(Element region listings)
==============================

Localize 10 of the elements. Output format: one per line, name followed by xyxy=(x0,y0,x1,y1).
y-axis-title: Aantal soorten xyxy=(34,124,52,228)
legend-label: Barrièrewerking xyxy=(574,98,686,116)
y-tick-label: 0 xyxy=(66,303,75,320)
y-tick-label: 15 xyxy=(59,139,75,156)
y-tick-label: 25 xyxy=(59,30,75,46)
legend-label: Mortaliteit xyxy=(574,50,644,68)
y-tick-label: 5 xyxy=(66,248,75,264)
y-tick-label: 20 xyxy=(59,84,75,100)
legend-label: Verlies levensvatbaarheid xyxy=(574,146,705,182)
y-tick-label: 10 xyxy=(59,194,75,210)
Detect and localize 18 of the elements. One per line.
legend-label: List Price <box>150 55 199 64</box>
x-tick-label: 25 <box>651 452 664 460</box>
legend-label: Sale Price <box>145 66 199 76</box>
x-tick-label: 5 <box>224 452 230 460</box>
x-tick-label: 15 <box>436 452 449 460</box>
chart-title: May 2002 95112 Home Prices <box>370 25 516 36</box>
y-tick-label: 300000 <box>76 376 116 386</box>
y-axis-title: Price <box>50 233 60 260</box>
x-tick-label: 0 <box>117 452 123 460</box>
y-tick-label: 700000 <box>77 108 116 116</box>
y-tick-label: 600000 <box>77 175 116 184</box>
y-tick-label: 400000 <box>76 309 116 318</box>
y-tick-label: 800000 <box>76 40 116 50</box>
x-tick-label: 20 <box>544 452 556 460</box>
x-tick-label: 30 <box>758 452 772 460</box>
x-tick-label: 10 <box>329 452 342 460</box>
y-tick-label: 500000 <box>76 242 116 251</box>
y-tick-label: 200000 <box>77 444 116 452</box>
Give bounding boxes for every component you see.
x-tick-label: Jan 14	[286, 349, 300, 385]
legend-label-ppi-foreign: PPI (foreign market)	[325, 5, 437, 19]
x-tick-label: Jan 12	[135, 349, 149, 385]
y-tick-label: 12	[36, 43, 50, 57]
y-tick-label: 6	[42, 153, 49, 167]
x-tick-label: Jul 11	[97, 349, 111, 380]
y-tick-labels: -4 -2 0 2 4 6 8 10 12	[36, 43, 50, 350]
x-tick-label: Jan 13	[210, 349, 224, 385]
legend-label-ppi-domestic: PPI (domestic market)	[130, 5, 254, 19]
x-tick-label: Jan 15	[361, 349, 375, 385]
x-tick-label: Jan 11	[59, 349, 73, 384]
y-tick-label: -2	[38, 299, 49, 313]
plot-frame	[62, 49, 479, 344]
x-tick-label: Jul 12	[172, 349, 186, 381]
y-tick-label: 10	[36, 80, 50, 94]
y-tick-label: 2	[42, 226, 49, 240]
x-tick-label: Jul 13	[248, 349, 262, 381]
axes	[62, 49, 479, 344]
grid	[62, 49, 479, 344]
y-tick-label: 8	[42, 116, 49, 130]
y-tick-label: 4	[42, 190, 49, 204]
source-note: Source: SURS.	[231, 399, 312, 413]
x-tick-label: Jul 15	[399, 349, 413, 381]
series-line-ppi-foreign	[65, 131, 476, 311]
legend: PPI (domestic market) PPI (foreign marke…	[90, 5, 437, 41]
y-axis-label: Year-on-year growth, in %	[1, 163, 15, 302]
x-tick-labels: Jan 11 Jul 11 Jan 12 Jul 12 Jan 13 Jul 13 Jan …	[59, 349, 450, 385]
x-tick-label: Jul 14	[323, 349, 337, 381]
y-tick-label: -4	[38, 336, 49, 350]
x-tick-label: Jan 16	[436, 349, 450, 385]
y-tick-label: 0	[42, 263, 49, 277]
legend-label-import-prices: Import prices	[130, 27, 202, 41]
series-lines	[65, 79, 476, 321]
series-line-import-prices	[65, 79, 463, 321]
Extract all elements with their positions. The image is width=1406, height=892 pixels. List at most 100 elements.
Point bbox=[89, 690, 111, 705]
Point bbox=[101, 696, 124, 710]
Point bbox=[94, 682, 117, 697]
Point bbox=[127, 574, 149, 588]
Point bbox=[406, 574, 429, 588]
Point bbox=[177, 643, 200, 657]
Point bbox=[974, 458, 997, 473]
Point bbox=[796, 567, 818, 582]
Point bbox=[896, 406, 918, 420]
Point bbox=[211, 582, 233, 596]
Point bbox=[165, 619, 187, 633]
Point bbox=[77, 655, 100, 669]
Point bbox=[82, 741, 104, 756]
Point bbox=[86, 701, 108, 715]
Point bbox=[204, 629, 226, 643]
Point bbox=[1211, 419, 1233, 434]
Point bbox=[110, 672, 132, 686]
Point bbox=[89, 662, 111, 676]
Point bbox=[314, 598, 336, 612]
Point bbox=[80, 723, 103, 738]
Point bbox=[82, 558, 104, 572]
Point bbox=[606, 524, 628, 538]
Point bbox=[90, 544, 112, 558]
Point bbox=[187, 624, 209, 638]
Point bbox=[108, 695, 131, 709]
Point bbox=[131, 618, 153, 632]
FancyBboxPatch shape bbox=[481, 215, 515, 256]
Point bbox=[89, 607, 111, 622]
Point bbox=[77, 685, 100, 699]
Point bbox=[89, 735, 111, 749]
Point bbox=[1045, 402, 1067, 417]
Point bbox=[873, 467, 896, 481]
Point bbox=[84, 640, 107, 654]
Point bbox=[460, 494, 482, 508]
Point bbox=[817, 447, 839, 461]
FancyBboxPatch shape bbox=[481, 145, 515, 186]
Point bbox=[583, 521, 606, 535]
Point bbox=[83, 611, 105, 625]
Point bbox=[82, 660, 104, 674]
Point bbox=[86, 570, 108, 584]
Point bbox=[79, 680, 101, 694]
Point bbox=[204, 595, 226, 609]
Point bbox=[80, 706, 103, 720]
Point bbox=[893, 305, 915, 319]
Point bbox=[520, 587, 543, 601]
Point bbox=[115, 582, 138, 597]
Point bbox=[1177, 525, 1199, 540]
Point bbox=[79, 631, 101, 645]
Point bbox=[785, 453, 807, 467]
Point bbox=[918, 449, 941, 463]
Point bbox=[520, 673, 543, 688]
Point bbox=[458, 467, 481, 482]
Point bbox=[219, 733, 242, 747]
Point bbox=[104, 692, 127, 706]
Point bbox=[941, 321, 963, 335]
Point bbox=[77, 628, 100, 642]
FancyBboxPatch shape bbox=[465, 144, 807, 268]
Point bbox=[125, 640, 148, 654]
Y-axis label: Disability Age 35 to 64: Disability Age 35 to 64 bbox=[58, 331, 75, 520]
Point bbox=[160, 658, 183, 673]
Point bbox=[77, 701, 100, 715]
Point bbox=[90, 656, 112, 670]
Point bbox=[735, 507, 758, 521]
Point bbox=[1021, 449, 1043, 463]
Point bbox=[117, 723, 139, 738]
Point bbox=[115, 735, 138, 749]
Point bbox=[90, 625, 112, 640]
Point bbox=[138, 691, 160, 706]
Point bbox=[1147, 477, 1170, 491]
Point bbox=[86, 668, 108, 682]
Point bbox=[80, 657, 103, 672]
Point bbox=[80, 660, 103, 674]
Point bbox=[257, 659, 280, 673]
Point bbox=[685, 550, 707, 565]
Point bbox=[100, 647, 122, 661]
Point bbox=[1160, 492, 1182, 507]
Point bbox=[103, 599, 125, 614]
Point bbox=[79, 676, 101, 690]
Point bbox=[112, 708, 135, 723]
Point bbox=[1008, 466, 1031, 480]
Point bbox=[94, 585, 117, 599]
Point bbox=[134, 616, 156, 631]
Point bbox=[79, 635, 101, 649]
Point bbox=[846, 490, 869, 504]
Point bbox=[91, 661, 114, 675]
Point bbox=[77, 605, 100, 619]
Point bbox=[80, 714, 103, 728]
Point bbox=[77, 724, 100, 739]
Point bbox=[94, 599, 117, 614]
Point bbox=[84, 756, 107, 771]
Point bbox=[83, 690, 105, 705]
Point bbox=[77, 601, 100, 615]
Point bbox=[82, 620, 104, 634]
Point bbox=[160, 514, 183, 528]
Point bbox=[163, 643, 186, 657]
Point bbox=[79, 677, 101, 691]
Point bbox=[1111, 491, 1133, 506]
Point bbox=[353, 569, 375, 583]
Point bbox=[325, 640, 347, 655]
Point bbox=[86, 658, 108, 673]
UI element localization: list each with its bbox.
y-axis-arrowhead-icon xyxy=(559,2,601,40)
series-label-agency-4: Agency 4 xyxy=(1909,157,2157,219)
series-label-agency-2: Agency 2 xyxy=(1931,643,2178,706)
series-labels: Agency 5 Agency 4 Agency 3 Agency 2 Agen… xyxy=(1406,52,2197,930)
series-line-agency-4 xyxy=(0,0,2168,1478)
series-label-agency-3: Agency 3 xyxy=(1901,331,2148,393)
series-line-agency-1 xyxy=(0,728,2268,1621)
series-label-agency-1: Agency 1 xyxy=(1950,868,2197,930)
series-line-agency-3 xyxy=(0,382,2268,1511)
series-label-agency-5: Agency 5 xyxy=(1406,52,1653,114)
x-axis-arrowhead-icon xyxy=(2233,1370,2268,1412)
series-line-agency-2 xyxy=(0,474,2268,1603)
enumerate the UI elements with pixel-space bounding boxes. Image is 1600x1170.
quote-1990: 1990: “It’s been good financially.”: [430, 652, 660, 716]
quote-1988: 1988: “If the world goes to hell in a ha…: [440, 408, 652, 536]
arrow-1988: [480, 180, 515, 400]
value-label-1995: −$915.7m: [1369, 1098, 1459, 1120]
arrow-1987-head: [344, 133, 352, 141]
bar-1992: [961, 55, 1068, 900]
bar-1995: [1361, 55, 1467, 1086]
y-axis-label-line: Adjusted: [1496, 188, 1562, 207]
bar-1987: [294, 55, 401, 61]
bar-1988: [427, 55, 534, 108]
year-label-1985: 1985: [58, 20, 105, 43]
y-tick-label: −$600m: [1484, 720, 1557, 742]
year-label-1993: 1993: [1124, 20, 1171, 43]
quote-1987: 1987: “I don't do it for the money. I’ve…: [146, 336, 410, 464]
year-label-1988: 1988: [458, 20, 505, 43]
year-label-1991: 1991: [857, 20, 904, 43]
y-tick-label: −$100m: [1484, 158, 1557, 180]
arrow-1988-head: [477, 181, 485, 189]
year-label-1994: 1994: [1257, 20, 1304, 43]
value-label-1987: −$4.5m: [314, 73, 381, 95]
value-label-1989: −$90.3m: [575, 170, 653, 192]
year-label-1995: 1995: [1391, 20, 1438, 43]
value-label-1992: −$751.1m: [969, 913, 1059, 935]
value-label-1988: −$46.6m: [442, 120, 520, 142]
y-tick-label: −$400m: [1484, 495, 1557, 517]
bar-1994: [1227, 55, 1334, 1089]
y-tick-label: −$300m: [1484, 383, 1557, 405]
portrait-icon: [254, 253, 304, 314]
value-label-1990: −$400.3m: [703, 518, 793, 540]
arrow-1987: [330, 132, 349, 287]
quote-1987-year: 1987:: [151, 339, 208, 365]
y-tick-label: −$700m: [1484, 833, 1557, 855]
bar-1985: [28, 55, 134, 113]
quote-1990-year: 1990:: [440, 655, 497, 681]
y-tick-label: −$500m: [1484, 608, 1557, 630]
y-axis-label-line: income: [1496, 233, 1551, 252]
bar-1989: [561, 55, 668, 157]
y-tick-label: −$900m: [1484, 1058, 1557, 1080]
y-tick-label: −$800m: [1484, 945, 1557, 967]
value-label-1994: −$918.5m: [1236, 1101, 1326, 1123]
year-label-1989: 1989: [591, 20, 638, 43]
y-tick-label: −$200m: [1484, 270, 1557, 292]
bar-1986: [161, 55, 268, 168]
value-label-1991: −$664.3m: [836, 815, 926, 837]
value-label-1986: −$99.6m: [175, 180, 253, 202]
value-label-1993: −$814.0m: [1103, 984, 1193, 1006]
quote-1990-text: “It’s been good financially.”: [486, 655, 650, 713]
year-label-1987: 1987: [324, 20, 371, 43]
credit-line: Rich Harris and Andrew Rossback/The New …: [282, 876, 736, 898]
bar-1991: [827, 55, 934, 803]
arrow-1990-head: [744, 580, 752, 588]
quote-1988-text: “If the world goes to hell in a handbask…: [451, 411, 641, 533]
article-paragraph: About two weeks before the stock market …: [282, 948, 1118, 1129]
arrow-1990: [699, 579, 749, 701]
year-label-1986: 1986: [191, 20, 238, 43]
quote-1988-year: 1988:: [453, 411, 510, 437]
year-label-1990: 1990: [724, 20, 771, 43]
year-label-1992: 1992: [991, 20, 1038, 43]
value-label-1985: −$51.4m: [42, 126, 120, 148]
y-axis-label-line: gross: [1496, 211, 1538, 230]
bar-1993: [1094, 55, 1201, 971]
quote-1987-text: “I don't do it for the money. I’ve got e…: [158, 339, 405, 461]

==============================

- _To do_: Pick out every line in the records above that contains the string "with", and copy each one in full. Case counts.

- _The solution_:
Extract all elements with their positions. The image is width=1406, height=892 pixels. List at most 100 elements.
UI element localization: list each with its bbox.
enumerate the UI elements with pixel-space bounding boxes. Image is 1600x1170.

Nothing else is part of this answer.